Task objective
Quote the listing below in full and exactly as written, but omit every picture.

+++++

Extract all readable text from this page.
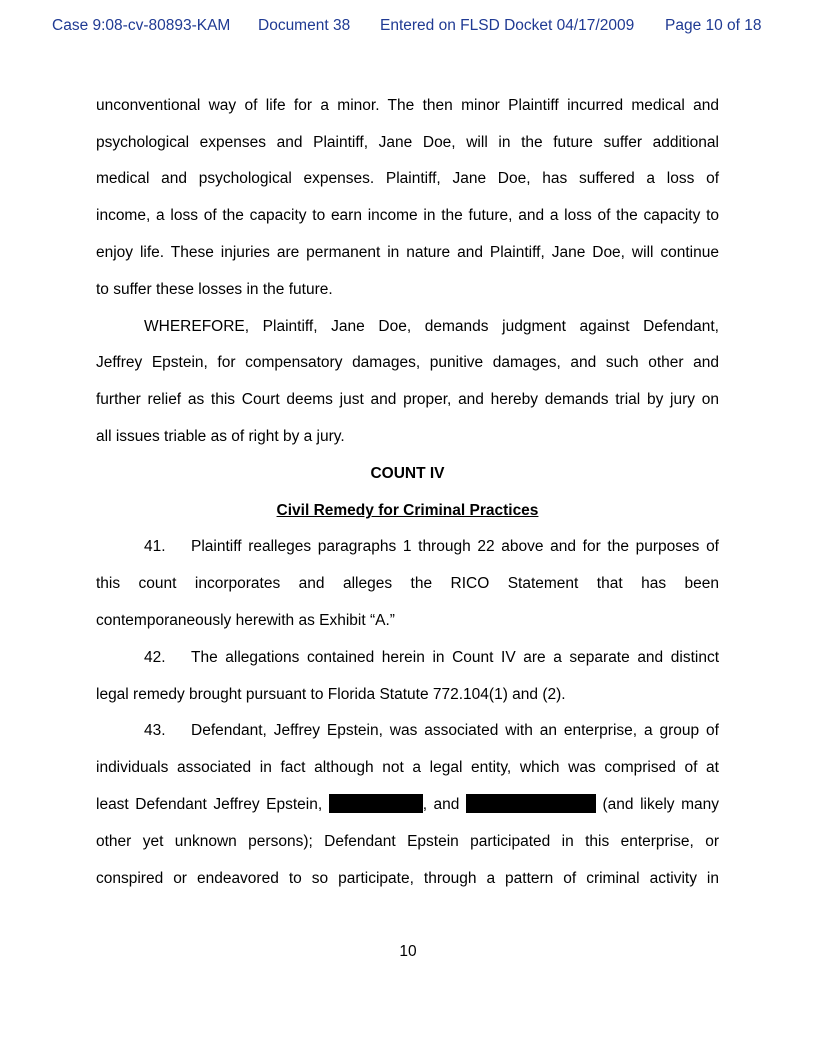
Case 9:08-cv-80893-KAM Document 38 Entered on FLSD Docket 04/17/2009 Page 10 of 18

unconventional way of life for a minor. The then minor Plaintiff incurred medical and

psychological expenses and Plaintiff, Jane Doe, will in the future suffer additional

medical and psychological expenses. Plaintiff, Jane Doe, has suffered a loss of

income, a loss of the capacity to earn income in the future, and a loss of the capacity to

enjoy life. These injuries are permanent in nature and Plaintiff, Jane Doe, will continue

to suffer these losses in the future.

WHEREFORE, Plaintiff, Jane Doe, demands judgment against Defendant,

Jeffrey Epstein, for compensatory damages, punitive damages, and such other and

further relief as this Court deems just and proper, and hereby demands trial by jury on

all issues triable as of right by a jury.

COUNT IV

Civil Remedy for Criminal Practices

41. Plaintiff realleges paragraphs 1 through 22 above and for the purposes of

this count incorporates and alleges the RICO Statement that has been

contemporaneously herewith as Exhibit “A.”

42. The allegations contained herein in Count IV are a separate and distinct

legal remedy brought pursuant to Florida Statute 772.104(1) and (2).

43. Defendant, Jeffrey Epstein, was associated with an enterprise, a group of

individuals associated in fact although not a legal entity, which was comprised of at

least Defendant Jeffrey Epstein,	, and	(and likely many

other yet unknown persons); Defendant Epstein participated in this enterprise, or

conspired or endeavored to so participate, through a pattern of criminal activity in

10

+++++

Reply to the task
Extract all readable text from this page.
Case 9:08-cv-80893-KAM Document 38 Entered on FLSD Docket 04/17/2009 Page 10 of 18

unconventional way of life for a minor. The then minor Plaintiff incurred medical and

psychological expenses and Plaintiff, Jane Doe, will in the future suffer additional

medical and psychological expenses. Plaintiff, Jane Doe, has suffered a loss of

income, a loss of the capacity to earn income in the future, and a loss of the capacity to

enjoy life. These injuries are permanent in nature and Plaintiff, Jane Doe, will continue

to suffer these losses in the future.

WHEREFORE, Plaintiff, Jane Doe, demands judgment against Defendant,

Jeffrey Epstein, for compensatory damages, punitive damages, and such other and

further relief as this Court deems just and proper, and hereby demands trial by jury on

all issues triable as of right by a jury.

COUNT IV

Civil Remedy for Criminal Practices

41. Plaintiff realleges paragraphs 1 through 22 above and for the purposes of

this count incorporates and alleges the RICO Statement that has been

contemporaneously herewith as Exhibit “A.”

42. The allegations contained herein in Count IV are a separate and distinct

legal remedy brought pursuant to Florida Statute 772.104(1) and (2).

43. Defendant, Jeffrey Epstein, was associated with an enterprise, a group of

individuals associated in fact although not a legal entity, which was comprised of at

least Defendant Jeffrey Epstein,	, and	(and likely many

other yet unknown persons); Defendant Epstein participated in this enterprise, or

conspired or endeavored to so participate, through a pattern of criminal activity in

10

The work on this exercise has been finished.